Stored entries
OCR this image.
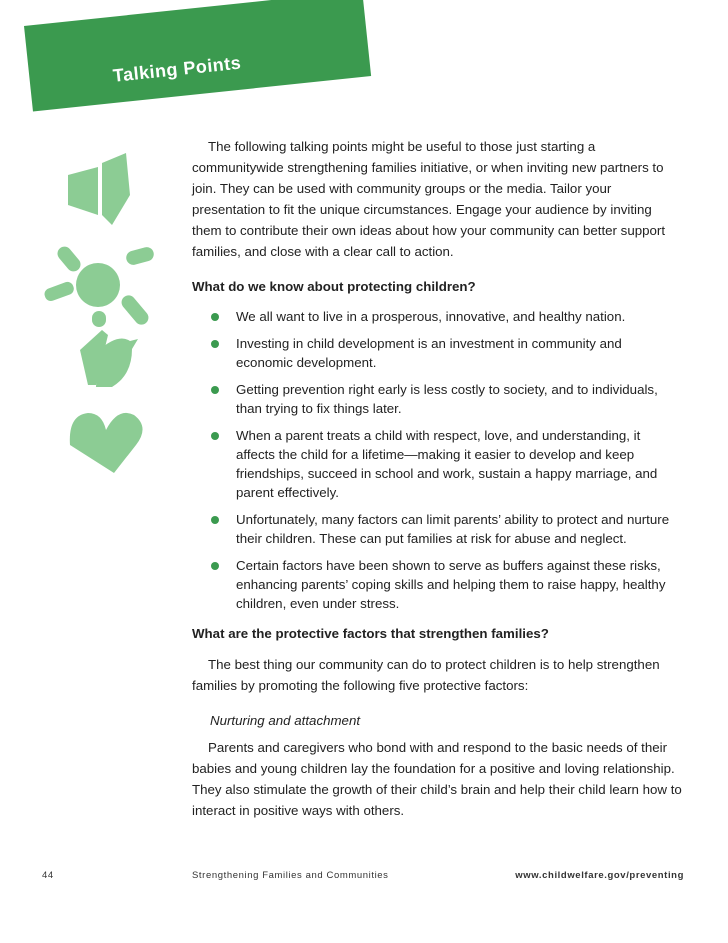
Talking Points

The following talking points might be useful to those just starting a communitywide strengthening families initiative, or when inviting new partners to join. They can be used with community groups or the media. Tailor your presentation to fit the unique circumstances. Engage your audience by inviting them to contribute their own ideas about how your community can better support families, and close with a clear call to action.

What do we know about protecting children?
We all want to live in a prosperous, innovative, and healthy nation.
Investing in child development is an investment in community and economic development.
Getting prevention right early is less costly to society, and to individuals, than trying to fix things later.
When a parent treats a child with respect, love, and understanding, it affects the child for a lifetime—making it easier to develop and keep friendships, succeed in school and work, sustain a happy marriage, and parent effectively.
Unfortunately, many factors can limit parents’ ability to protect and nurture their children. These can put families at risk for abuse and neglect.
Certain factors have been shown to serve as buffers against these risks, enhancing parents’ coping skills and helping them to raise happy, healthy children, even under stress.
What are the protective factors that strengthen families?

The best thing our community can do to protect children is to help strengthen families by promoting the following five protective factors:

Nurturing and attachment

Parents and caregivers who bond with and respond to the basic needs of their babies and young children lay the foundation for a positive and loving relationship. They also stimulate the growth of their child’s brain and help their child learn how to interact in positive ways with others.

44	Strengthening Families and Communities	www.childwelfare.gov/preventing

→ GOAL OF THE EXERCISE: Output the records above exactly as they are, leaving out the pictures.

→ WRITTEN RESPONSE:
OCR this image.
Talking Points

The following talking points might be useful to those just starting a communitywide strengthening families initiative, or when inviting new partners to join. They can be used with community groups or the media. Tailor your presentation to fit the unique circumstances. Engage your audience by inviting them to contribute their own ideas about how your community can better support families, and close with a clear call to action.

What do we know about protecting children?
We all want to live in a prosperous, innovative, and healthy nation.
Investing in child development is an investment in community and economic development.
Getting prevention right early is less costly to society, and to individuals, than trying to fix things later.
When a parent treats a child with respect, love, and understanding, it affects the child for a lifetime—making it easier to develop and keep friendships, succeed in school and work, sustain a happy marriage, and parent effectively.
Unfortunately, many factors can limit parents’ ability to protect and nurture their children. These can put families at risk for abuse and neglect.
Certain factors have been shown to serve as buffers against these risks, enhancing parents’ coping skills and helping them to raise happy, healthy children, even under stress.
What are the protective factors that strengthen families?

The best thing our community can do to protect children is to help strengthen families by promoting the following five protective factors:

Nurturing and attachment

Parents and caregivers who bond with and respond to the basic needs of their babies and young children lay the foundation for a positive and loving relationship. They also stimulate the growth of their child’s brain and help their child learn how to interact in positive ways with others.

44	Strengthening Families and Communities	www.childwelfare.gov/preventing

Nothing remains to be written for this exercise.